■ **Stated goal**: Your task is to repeat the entries word for word while leaving out the pictures.

■ **Dataset content**:
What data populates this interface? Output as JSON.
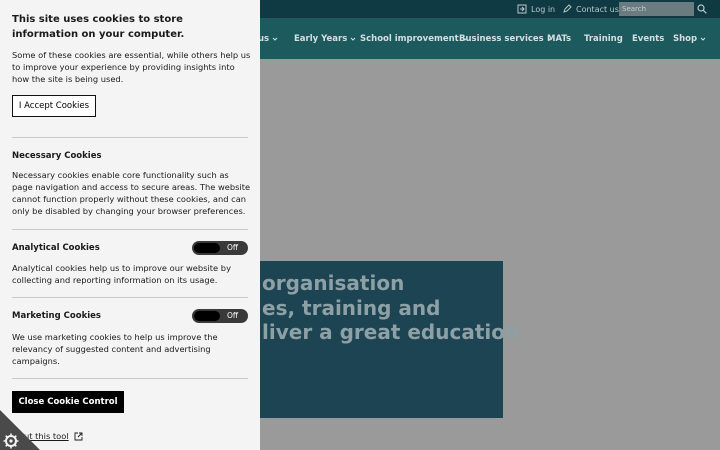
{
  "topbar": {
    "login_label": "Log in",
    "contact_label": "Contact us",
    "search_placeholder": "Search"
  },
  "nav": {
    "items": [
      {
        "label": "us",
        "chevron": true
      },
      {
        "label": "Early Years",
        "chevron": true
      },
      {
        "label": "School improvement",
        "chevron": true
      },
      {
        "label": "Business services",
        "chevron": true
      },
      {
        "label": "MATs",
        "chevron": false
      },
      {
        "label": "Training",
        "chevron": false
      },
      {
        "label": "Events",
        "chevron": false
      },
      {
        "label": "Shop",
        "chevron": true
      }
    ]
  },
  "hero": {
    "line1": "organisation",
    "line2": "es, training and",
    "line3": "liver a great education"
  },
  "cookie": {
    "title": "This site uses cookies to store information on your computer.",
    "intro": "Some of these cookies are essential, while others help us to improve your experience by providing insights into how the site is being used.",
    "accept_label": "I Accept Cookies",
    "necessary": {
      "title": "Necessary Cookies",
      "text": "Necessary cookies enable core functionality such as page navigation and access to secure areas. The website cannot function properly without these cookies, and can only be disabled by changing your browser preferences."
    },
    "analytical": {
      "title": "Analytical Cookies",
      "text": "Analytical cookies help us to improve our website by collecting and reporting information on its usage.",
      "toggle_label": "Off"
    },
    "marketing": {
      "title": "Marketing Cookies",
      "text": "We use marketing cookies to help us improve the relevancy of suggested content and advertising campaigns.",
      "toggle_label": "Off"
    },
    "close_label": "Close Cookie Control",
    "about_label": "ut this tool"
  },
  "colors": {
    "topbar_bg": "#0f3a43",
    "nav_bg": "#1c5a5e",
    "hero_box": "#1d4452",
    "panel_bg": "#f4f4f4"
  }
}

■ **Answer to the problem**:
What data populates this interface? Output as JSON.
{
  "topbar": {
    "login_label": "Log in",
    "contact_label": "Contact us",
    "search_placeholder": "Search"
  },
  "nav": {
    "items": [
      {
        "label": "us",
        "chevron": true
      },
      {
        "label": "Early Years",
        "chevron": true
      },
      {
        "label": "School improvement",
        "chevron": true
      },
      {
        "label": "Business services",
        "chevron": true
      },
      {
        "label": "MATs",
        "chevron": false
      },
      {
        "label": "Training",
        "chevron": false
      },
      {
        "label": "Events",
        "chevron": false
      },
      {
        "label": "Shop",
        "chevron": true
      }
    ]
  },
  "hero": {
    "line1": "organisation",
    "line2": "es, training and",
    "line3": "liver a great education"
  },
  "cookie": {
    "title": "This site uses cookies to store information on your computer.",
    "intro": "Some of these cookies are essential, while others help us to improve your experience by providing insights into how the site is being used.",
    "accept_label": "I Accept Cookies",
    "necessary": {
      "title": "Necessary Cookies",
      "text": "Necessary cookies enable core functionality such as page navigation and access to secure areas. The website cannot function properly without these cookies, and can only be disabled by changing your browser preferences."
    },
    "analytical": {
      "title": "Analytical Cookies",
      "text": "Analytical cookies help us to improve our website by collecting and reporting information on its usage.",
      "toggle_label": "Off"
    },
    "marketing": {
      "title": "Marketing Cookies",
      "text": "We use marketing cookies to help us improve the relevancy of suggested content and advertising campaigns.",
      "toggle_label": "Off"
    },
    "close_label": "Close Cookie Control",
    "about_label": "ut this tool"
  },
  "colors": {
    "topbar_bg": "#0f3a43",
    "nav_bg": "#1c5a5e",
    "hero_box": "#1d4452",
    "panel_bg": "#f4f4f4"
  }
}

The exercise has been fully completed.